BEGIN Entries provided
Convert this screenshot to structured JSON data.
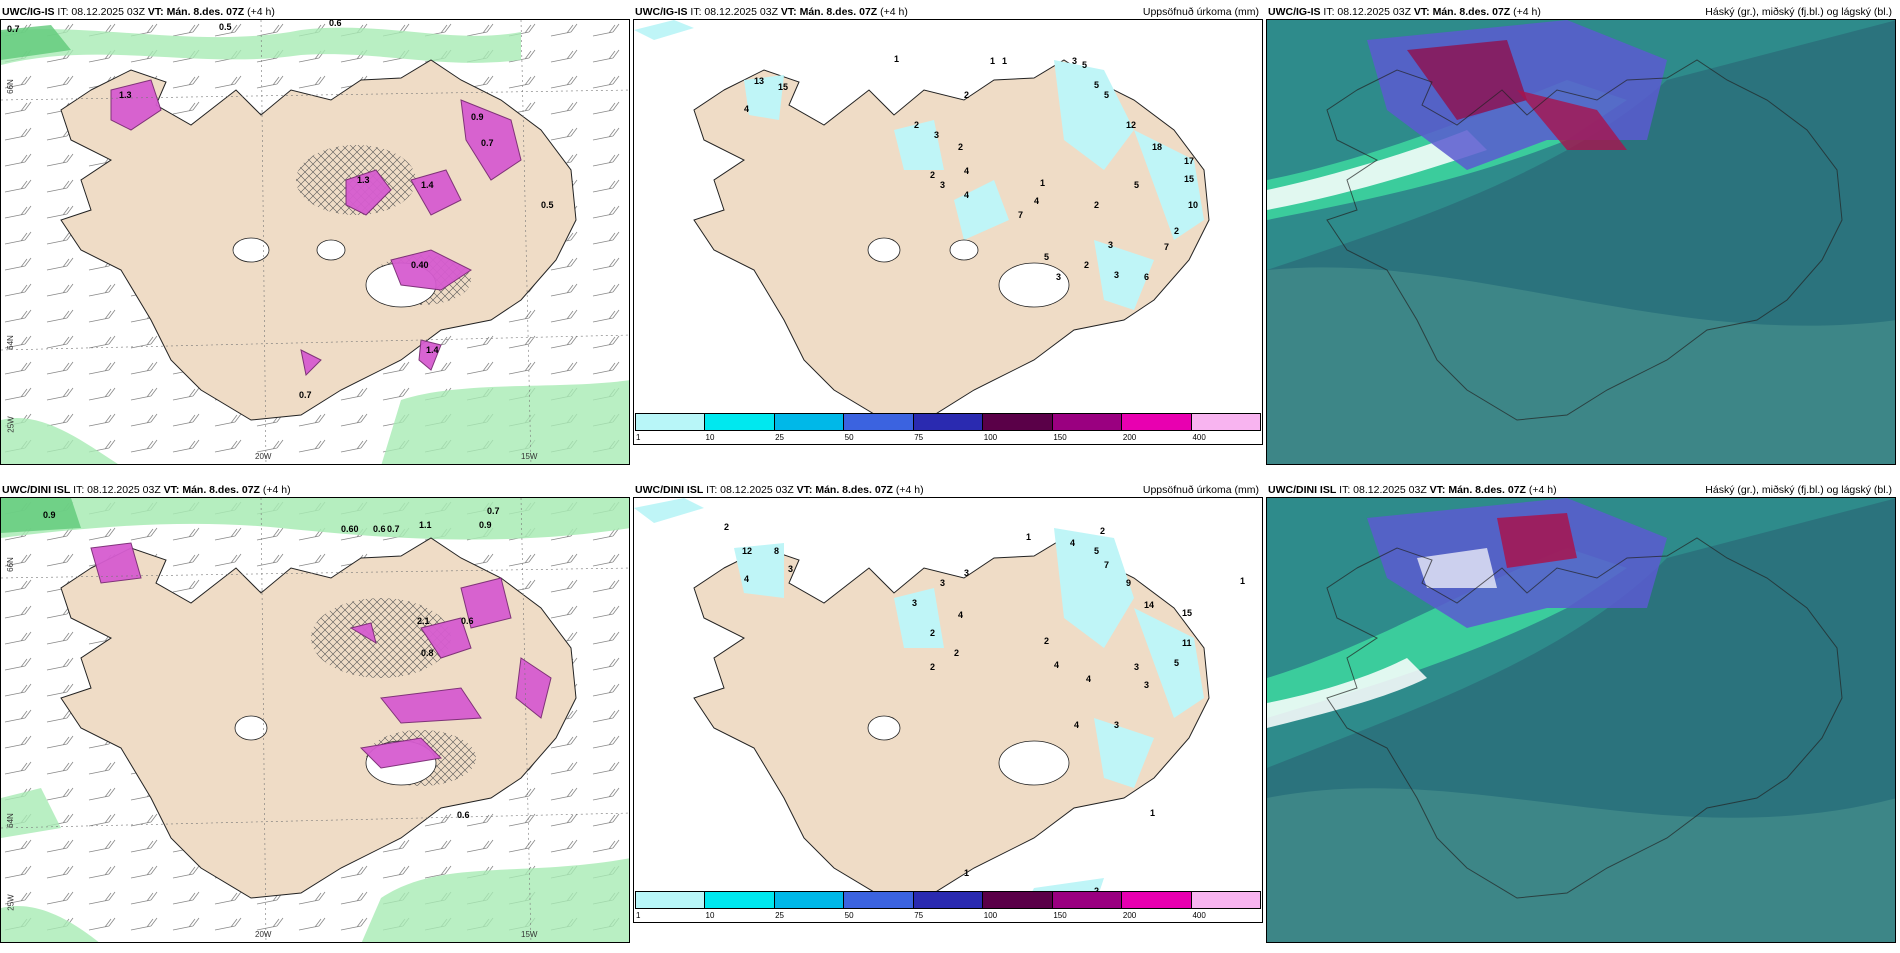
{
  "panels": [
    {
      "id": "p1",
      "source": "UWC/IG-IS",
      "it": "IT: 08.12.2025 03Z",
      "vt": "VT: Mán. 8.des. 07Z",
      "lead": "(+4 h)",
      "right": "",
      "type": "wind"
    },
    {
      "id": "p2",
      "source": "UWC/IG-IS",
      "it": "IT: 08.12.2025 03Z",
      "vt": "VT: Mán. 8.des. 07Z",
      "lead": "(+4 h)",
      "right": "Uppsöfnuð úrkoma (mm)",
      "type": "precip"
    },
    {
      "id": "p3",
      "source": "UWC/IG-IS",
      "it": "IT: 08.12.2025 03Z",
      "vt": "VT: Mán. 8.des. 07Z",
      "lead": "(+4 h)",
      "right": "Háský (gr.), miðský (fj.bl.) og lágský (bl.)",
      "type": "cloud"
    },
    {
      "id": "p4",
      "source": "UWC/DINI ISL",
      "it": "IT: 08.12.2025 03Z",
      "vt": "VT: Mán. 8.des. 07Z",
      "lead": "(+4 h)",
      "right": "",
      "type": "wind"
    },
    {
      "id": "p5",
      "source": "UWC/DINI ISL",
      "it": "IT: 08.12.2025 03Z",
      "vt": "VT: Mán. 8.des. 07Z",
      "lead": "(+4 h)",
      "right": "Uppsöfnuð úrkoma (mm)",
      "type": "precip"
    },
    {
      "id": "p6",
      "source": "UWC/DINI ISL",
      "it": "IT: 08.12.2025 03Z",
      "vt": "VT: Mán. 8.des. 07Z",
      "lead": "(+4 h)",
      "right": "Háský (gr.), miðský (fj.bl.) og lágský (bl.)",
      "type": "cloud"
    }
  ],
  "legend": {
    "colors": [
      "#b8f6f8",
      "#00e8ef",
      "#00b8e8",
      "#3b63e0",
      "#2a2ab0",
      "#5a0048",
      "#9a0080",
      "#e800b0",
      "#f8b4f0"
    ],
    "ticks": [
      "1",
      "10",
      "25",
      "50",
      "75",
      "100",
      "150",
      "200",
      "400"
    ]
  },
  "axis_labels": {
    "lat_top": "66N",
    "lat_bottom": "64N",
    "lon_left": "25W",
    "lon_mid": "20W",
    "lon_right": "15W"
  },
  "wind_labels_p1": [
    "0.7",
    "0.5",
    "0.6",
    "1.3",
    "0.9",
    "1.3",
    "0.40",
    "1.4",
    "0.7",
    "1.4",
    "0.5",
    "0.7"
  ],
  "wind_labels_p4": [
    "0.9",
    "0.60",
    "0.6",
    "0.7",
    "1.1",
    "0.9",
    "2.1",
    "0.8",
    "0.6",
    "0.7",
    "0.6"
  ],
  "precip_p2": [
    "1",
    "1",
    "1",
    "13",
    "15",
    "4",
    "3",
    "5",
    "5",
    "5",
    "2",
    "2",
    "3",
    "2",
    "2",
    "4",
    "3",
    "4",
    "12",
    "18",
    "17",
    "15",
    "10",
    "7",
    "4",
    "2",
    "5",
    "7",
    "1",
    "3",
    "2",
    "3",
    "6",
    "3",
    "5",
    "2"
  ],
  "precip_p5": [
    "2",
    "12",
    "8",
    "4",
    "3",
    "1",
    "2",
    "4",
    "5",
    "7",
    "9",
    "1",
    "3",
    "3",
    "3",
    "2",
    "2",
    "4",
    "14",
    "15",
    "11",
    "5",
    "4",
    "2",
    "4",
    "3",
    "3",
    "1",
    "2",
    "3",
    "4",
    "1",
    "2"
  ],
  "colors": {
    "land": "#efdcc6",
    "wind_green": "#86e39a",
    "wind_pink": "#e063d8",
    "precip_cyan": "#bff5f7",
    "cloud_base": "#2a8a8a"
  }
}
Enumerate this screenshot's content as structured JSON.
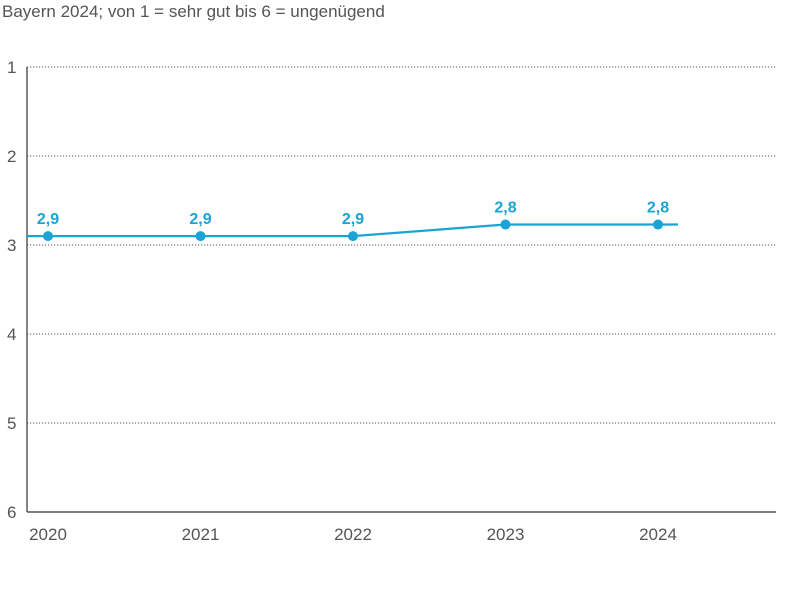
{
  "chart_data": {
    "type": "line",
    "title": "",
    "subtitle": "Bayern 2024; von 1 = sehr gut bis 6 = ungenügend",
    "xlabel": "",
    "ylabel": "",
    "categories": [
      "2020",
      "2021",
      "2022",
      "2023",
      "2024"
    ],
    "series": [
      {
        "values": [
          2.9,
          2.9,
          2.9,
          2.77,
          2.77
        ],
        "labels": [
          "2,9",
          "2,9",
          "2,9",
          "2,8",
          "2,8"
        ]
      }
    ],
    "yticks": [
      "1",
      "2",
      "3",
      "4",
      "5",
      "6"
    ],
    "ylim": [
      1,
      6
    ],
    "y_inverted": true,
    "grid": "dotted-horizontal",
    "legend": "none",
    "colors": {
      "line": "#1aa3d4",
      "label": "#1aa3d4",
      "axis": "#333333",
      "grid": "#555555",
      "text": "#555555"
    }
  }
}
END Entries provided
Repeat the records above exactly, leaving out any pictures they contain.

◆ **Correct response**
Convert this screenshot to structured JSON data.
{
  "panels": [
    {
      "id": "p1",
      "source": "UWC/IG-IS",
      "it": "IT: 08.12.2025 03Z",
      "vt": "VT: Mán. 8.des. 07Z",
      "lead": "(+4 h)",
      "right": "",
      "type": "wind"
    },
    {
      "id": "p2",
      "source": "UWC/IG-IS",
      "it": "IT: 08.12.2025 03Z",
      "vt": "VT: Mán. 8.des. 07Z",
      "lead": "(+4 h)",
      "right": "Uppsöfnuð úrkoma (mm)",
      "type": "precip"
    },
    {
      "id": "p3",
      "source": "UWC/IG-IS",
      "it": "IT: 08.12.2025 03Z",
      "vt": "VT: Mán. 8.des. 07Z",
      "lead": "(+4 h)",
      "right": "Háský (gr.), miðský (fj.bl.) og lágský (bl.)",
      "type": "cloud"
    },
    {
      "id": "p4",
      "source": "UWC/DINI ISL",
      "it": "IT: 08.12.2025 03Z",
      "vt": "VT: Mán. 8.des. 07Z",
      "lead": "(+4 h)",
      "right": "",
      "type": "wind"
    },
    {
      "id": "p5",
      "source": "UWC/DINI ISL",
      "it": "IT: 08.12.2025 03Z",
      "vt": "VT: Mán. 8.des. 07Z",
      "lead": "(+4 h)",
      "right": "Uppsöfnuð úrkoma (mm)",
      "type": "precip"
    },
    {
      "id": "p6",
      "source": "UWC/DINI ISL",
      "it": "IT: 08.12.2025 03Z",
      "vt": "VT: Mán. 8.des. 07Z",
      "lead": "(+4 h)",
      "right": "Háský (gr.), miðský (fj.bl.) og lágský (bl.)",
      "type": "cloud"
    }
  ],
  "legend": {
    "colors": [
      "#b8f6f8",
      "#00e8ef",
      "#00b8e8",
      "#3b63e0",
      "#2a2ab0",
      "#5a0048",
      "#9a0080",
      "#e800b0",
      "#f8b4f0"
    ],
    "ticks": [
      "1",
      "10",
      "25",
      "50",
      "75",
      "100",
      "150",
      "200",
      "400"
    ]
  },
  "axis_labels": {
    "lat_top": "66N",
    "lat_bottom": "64N",
    "lon_left": "25W",
    "lon_mid": "20W",
    "lon_right": "15W"
  },
  "wind_labels_p1": [
    "0.7",
    "0.5",
    "0.6",
    "1.3",
    "0.9",
    "1.3",
    "0.40",
    "1.4",
    "0.7",
    "1.4",
    "0.5",
    "0.7"
  ],
  "wind_labels_p4": [
    "0.9",
    "0.60",
    "0.6",
    "0.7",
    "1.1",
    "0.9",
    "2.1",
    "0.8",
    "0.6",
    "0.7",
    "0.6"
  ],
  "precip_p2": [
    "1",
    "1",
    "1",
    "13",
    "15",
    "4",
    "3",
    "5",
    "5",
    "5",
    "2",
    "2",
    "3",
    "2",
    "2",
    "4",
    "3",
    "4",
    "12",
    "18",
    "17",
    "15",
    "10",
    "7",
    "4",
    "2",
    "5",
    "7",
    "1",
    "3",
    "2",
    "3",
    "6",
    "3",
    "5",
    "2"
  ],
  "precip_p5": [
    "2",
    "12",
    "8",
    "4",
    "3",
    "1",
    "2",
    "4",
    "5",
    "7",
    "9",
    "1",
    "3",
    "3",
    "3",
    "2",
    "2",
    "4",
    "14",
    "15",
    "11",
    "5",
    "4",
    "2",
    "4",
    "3",
    "3",
    "1",
    "2",
    "3",
    "4",
    "1",
    "2"
  ],
  "colors": {
    "land": "#efdcc6",
    "wind_green": "#86e39a",
    "wind_pink": "#e063d8",
    "precip_cyan": "#bff5f7",
    "cloud_base": "#2a8a8a"
  }
}
Enumerate this screenshot's content as structured JSON.
{
  "chart_data": {
    "type": "line",
    "title": "",
    "subtitle": "Bayern 2024; von 1 = sehr gut bis 6 = ungenügend",
    "xlabel": "",
    "ylabel": "",
    "categories": [
      "2020",
      "2021",
      "2022",
      "2023",
      "2024"
    ],
    "series": [
      {
        "values": [
          2.9,
          2.9,
          2.9,
          2.77,
          2.77
        ],
        "labels": [
          "2,9",
          "2,9",
          "2,9",
          "2,8",
          "2,8"
        ]
      }
    ],
    "yticks": [
      "1",
      "2",
      "3",
      "4",
      "5",
      "6"
    ],
    "ylim": [
      1,
      6
    ],
    "y_inverted": true,
    "grid": "dotted-horizontal",
    "legend": "none",
    "colors": {
      "line": "#1aa3d4",
      "label": "#1aa3d4",
      "axis": "#333333",
      "grid": "#555555",
      "text": "#555555"
    }
  }
}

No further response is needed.